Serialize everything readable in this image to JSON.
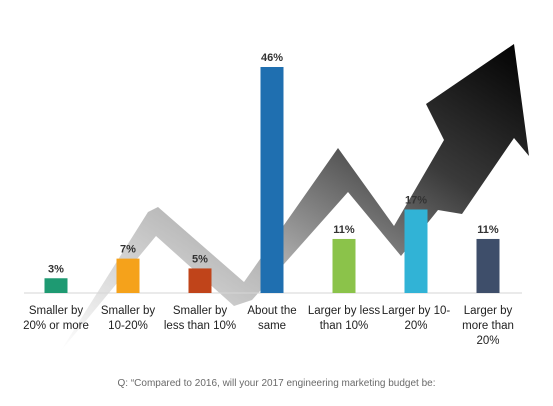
{
  "chart_data": {
    "type": "bar",
    "categories": [
      "Smaller by 20% or more",
      "Smaller by 10-20%",
      "Smaller by less than 10%",
      "About the same",
      "Larger by less than 10%",
      "Larger by 10-20%",
      "Larger by more than 20%"
    ],
    "category_lines": [
      [
        "Smaller by",
        "20% or more"
      ],
      [
        "Smaller by",
        "10-20%"
      ],
      [
        "Smaller by",
        "less than 10%"
      ],
      [
        "About the",
        "same"
      ],
      [
        "Larger by less",
        "than 10%"
      ],
      [
        "Larger by 10-",
        "20%"
      ],
      [
        "Larger by",
        "more than",
        "20%"
      ]
    ],
    "values": [
      3,
      7,
      5,
      46,
      11,
      17,
      11
    ],
    "data_labels": [
      "3%",
      "7%",
      "5%",
      "46%",
      "11%",
      "17%",
      "11%"
    ],
    "colors": [
      "#1e9a72",
      "#f5a21b",
      "#c0441a",
      "#1f6fb0",
      "#8bc34a",
      "#31b3d6",
      "#3e4e6a"
    ],
    "ylim": [
      0,
      46
    ],
    "grid": false,
    "legend": "none",
    "decoration": "curved-arrow-trending-up"
  },
  "footnote": "Q: “Compared to 2016, will your 2017 engineering marketing budget be:"
}
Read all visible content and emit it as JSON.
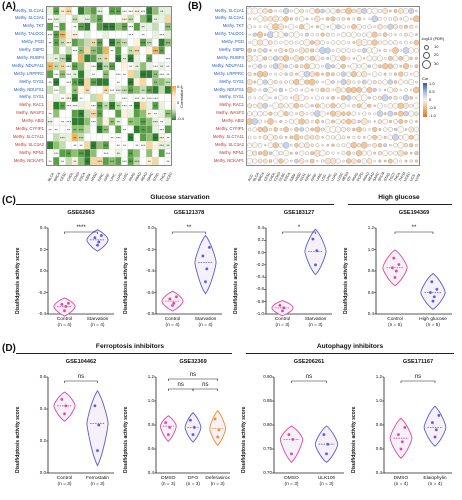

□ □ □ □

**TASK PROMPT**
Each line of the data should be quoted exactly, with pictures left out.

**EXERCISE RESULT**
Serialize everything readable in this image to JSON.
{
  "chart_data": {
    "type": "bar",
    "categories": [
      "Smaller by 20% or more",
      "Smaller by 10-20%",
      "Smaller by less than 10%",
      "About the same",
      "Larger by less than 10%",
      "Larger by 10-20%",
      "Larger by more than 20%"
    ],
    "category_lines": [
      [
        "Smaller by",
        "20% or more"
      ],
      [
        "Smaller by",
        "10-20%"
      ],
      [
        "Smaller by",
        "less than 10%"
      ],
      [
        "About the",
        "same"
      ],
      [
        "Larger by less",
        "than 10%"
      ],
      [
        "Larger by 10-",
        "20%"
      ],
      [
        "Larger by",
        "more than",
        "20%"
      ]
    ],
    "values": [
      3,
      7,
      5,
      46,
      11,
      17,
      11
    ],
    "data_labels": [
      "3%",
      "7%",
      "5%",
      "46%",
      "11%",
      "17%",
      "11%"
    ],
    "colors": [
      "#1e9a72",
      "#f5a21b",
      "#c0441a",
      "#1f6fb0",
      "#8bc34a",
      "#31b3d6",
      "#3e4e6a"
    ],
    "ylim": [
      0,
      46
    ],
    "grid": false,
    "legend": "none",
    "decoration": "curved-arrow-trending-up"
  },
  "footnote": "Q: “Compared to 2016, will your 2017 engineering marketing budget be:"
}
Read all visible content and emit it as JSON.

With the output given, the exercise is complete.